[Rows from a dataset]

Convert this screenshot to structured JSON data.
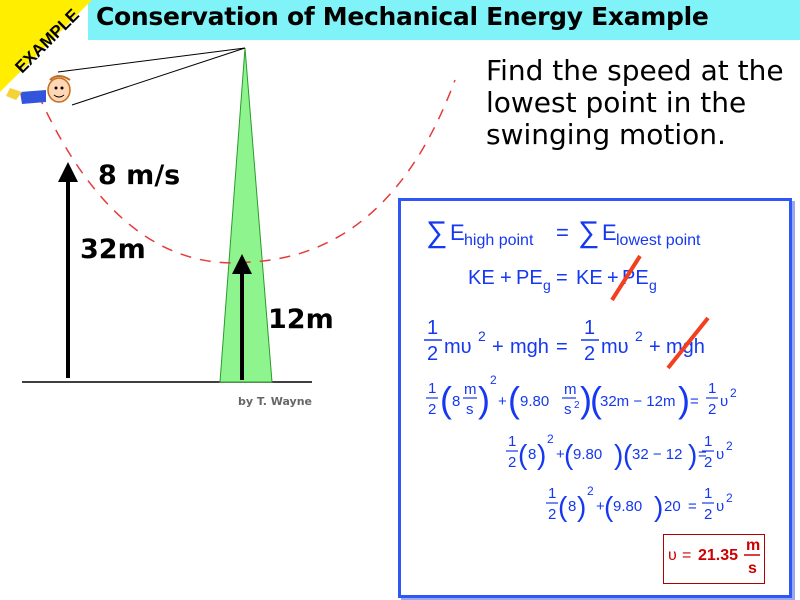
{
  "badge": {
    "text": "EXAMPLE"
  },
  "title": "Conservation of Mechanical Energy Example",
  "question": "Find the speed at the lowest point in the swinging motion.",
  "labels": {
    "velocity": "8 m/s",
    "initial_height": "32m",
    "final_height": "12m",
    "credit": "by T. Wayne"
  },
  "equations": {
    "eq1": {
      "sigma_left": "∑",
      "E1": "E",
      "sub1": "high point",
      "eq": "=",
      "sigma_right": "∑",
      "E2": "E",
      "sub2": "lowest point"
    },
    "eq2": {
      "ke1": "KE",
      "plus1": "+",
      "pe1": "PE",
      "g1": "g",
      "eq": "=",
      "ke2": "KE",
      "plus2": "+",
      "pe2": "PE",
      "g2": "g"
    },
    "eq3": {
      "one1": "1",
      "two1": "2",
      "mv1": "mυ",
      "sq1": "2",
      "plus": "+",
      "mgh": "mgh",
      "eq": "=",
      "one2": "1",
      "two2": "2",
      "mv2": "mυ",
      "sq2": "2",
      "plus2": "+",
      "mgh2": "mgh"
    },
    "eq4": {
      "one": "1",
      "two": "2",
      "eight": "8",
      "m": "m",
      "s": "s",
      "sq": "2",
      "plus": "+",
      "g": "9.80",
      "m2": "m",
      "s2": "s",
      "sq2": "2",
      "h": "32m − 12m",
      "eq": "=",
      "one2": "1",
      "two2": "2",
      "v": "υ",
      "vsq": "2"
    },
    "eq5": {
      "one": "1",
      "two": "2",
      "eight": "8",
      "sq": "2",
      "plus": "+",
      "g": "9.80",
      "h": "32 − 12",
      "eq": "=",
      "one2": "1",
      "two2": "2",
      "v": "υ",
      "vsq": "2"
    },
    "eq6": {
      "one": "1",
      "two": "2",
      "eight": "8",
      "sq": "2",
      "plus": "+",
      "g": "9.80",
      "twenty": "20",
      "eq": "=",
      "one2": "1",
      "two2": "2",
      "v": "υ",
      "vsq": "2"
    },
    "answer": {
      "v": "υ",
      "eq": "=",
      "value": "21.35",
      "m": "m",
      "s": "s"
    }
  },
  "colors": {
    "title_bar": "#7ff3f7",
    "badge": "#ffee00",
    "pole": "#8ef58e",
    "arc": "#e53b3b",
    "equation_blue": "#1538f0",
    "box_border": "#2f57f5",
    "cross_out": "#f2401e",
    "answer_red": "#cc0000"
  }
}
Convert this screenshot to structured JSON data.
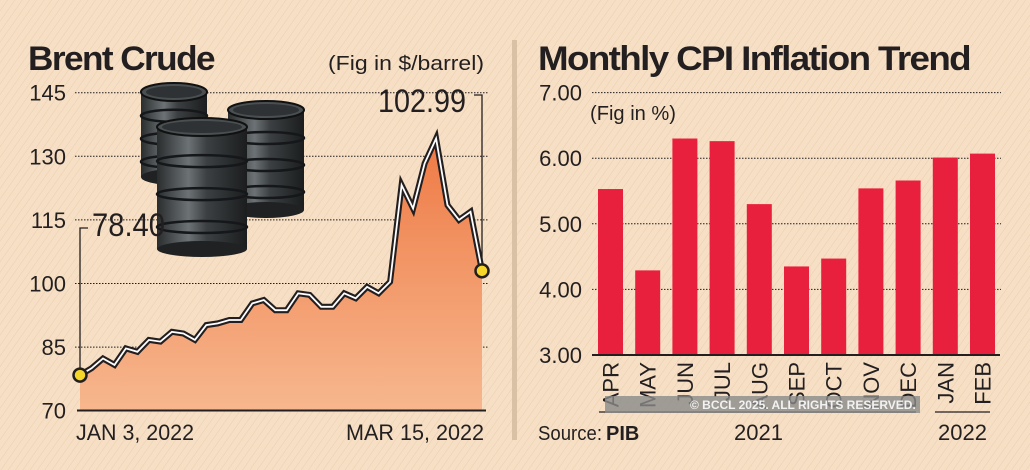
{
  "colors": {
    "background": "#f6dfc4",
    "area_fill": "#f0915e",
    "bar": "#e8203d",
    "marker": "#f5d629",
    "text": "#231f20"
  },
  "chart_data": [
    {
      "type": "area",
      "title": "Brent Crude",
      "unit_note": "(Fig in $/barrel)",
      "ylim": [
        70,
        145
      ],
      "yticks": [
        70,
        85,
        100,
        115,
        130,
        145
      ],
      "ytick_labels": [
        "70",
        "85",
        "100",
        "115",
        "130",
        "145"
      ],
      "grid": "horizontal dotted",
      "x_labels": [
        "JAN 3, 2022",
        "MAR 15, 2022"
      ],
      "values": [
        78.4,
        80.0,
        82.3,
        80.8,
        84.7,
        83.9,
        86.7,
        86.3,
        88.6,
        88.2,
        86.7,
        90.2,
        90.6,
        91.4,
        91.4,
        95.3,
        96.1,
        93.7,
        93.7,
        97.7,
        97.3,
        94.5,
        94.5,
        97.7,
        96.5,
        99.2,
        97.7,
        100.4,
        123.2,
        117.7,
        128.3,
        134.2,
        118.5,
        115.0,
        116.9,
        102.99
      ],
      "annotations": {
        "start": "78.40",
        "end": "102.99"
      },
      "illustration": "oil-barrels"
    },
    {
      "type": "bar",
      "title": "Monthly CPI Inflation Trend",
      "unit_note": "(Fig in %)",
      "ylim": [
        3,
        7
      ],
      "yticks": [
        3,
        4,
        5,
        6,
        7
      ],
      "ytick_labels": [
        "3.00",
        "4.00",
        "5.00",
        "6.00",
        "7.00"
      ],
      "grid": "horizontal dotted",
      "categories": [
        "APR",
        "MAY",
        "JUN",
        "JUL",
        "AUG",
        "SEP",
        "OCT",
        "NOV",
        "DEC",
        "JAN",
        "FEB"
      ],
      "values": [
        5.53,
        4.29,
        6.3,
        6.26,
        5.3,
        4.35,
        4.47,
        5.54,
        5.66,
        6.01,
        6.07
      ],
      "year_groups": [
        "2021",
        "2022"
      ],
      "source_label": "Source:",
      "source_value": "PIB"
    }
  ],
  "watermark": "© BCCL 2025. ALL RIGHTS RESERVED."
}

*AIM OF THE EXERCISE:* Retype all of the entries exactly as written, leaving out any images.

*SOLUTION TO THIS EXERCISE:*
Convert this screenshot to structured JSON data.
{
  "badge": {
    "text": "EXAMPLE"
  },
  "title": "Conservation of Mechanical Energy Example",
  "question": "Find the speed at the lowest point in the swinging motion.",
  "labels": {
    "velocity": "8 m/s",
    "initial_height": "32m",
    "final_height": "12m",
    "credit": "by T. Wayne"
  },
  "equations": {
    "eq1": {
      "sigma_left": "∑",
      "E1": "E",
      "sub1": "high point",
      "eq": "=",
      "sigma_right": "∑",
      "E2": "E",
      "sub2": "lowest point"
    },
    "eq2": {
      "ke1": "KE",
      "plus1": "+",
      "pe1": "PE",
      "g1": "g",
      "eq": "=",
      "ke2": "KE",
      "plus2": "+",
      "pe2": "PE",
      "g2": "g"
    },
    "eq3": {
      "one1": "1",
      "two1": "2",
      "mv1": "mυ",
      "sq1": "2",
      "plus": "+",
      "mgh": "mgh",
      "eq": "=",
      "one2": "1",
      "two2": "2",
      "mv2": "mυ",
      "sq2": "2",
      "plus2": "+",
      "mgh2": "mgh"
    },
    "eq4": {
      "one": "1",
      "two": "2",
      "eight": "8",
      "m": "m",
      "s": "s",
      "sq": "2",
      "plus": "+",
      "g": "9.80",
      "m2": "m",
      "s2": "s",
      "sq2": "2",
      "h": "32m − 12m",
      "eq": "=",
      "one2": "1",
      "two2": "2",
      "v": "υ",
      "vsq": "2"
    },
    "eq5": {
      "one": "1",
      "two": "2",
      "eight": "8",
      "sq": "2",
      "plus": "+",
      "g": "9.80",
      "h": "32 − 12",
      "eq": "=",
      "one2": "1",
      "two2": "2",
      "v": "υ",
      "vsq": "2"
    },
    "eq6": {
      "one": "1",
      "two": "2",
      "eight": "8",
      "sq": "2",
      "plus": "+",
      "g": "9.80",
      "twenty": "20",
      "eq": "=",
      "one2": "1",
      "two2": "2",
      "v": "υ",
      "vsq": "2"
    },
    "answer": {
      "v": "υ",
      "eq": "=",
      "value": "21.35",
      "m": "m",
      "s": "s"
    }
  },
  "colors": {
    "title_bar": "#7ff3f7",
    "badge": "#ffee00",
    "pole": "#8ef58e",
    "arc": "#e53b3b",
    "equation_blue": "#1538f0",
    "box_border": "#2f57f5",
    "cross_out": "#f2401e",
    "answer_red": "#cc0000"
  }
}
Convert this screenshot to structured JSON data.
{
  "colors": {
    "background": "#f6dfc4",
    "area_fill": "#f0915e",
    "bar": "#e8203d",
    "marker": "#f5d629",
    "text": "#231f20"
  },
  "chart_data": [
    {
      "type": "area",
      "title": "Brent Crude",
      "unit_note": "(Fig in $/barrel)",
      "ylim": [
        70,
        145
      ],
      "yticks": [
        70,
        85,
        100,
        115,
        130,
        145
      ],
      "ytick_labels": [
        "70",
        "85",
        "100",
        "115",
        "130",
        "145"
      ],
      "grid": "horizontal dotted",
      "x_labels": [
        "JAN 3, 2022",
        "MAR 15, 2022"
      ],
      "values": [
        78.4,
        80.0,
        82.3,
        80.8,
        84.7,
        83.9,
        86.7,
        86.3,
        88.6,
        88.2,
        86.7,
        90.2,
        90.6,
        91.4,
        91.4,
        95.3,
        96.1,
        93.7,
        93.7,
        97.7,
        97.3,
        94.5,
        94.5,
        97.7,
        96.5,
        99.2,
        97.7,
        100.4,
        123.2,
        117.7,
        128.3,
        134.2,
        118.5,
        115.0,
        116.9,
        102.99
      ],
      "annotations": {
        "start": "78.40",
        "end": "102.99"
      },
      "illustration": "oil-barrels"
    },
    {
      "type": "bar",
      "title": "Monthly CPI Inflation Trend",
      "unit_note": "(Fig in %)",
      "ylim": [
        3,
        7
      ],
      "yticks": [
        3,
        4,
        5,
        6,
        7
      ],
      "ytick_labels": [
        "3.00",
        "4.00",
        "5.00",
        "6.00",
        "7.00"
      ],
      "grid": "horizontal dotted",
      "categories": [
        "APR",
        "MAY",
        "JUN",
        "JUL",
        "AUG",
        "SEP",
        "OCT",
        "NOV",
        "DEC",
        "JAN",
        "FEB"
      ],
      "values": [
        5.53,
        4.29,
        6.3,
        6.26,
        5.3,
        4.35,
        4.47,
        5.54,
        5.66,
        6.01,
        6.07
      ],
      "year_groups": [
        "2021",
        "2022"
      ],
      "source_label": "Source:",
      "source_value": "PIB"
    }
  ],
  "watermark": "© BCCL 2025. ALL RIGHTS RESERVED."
}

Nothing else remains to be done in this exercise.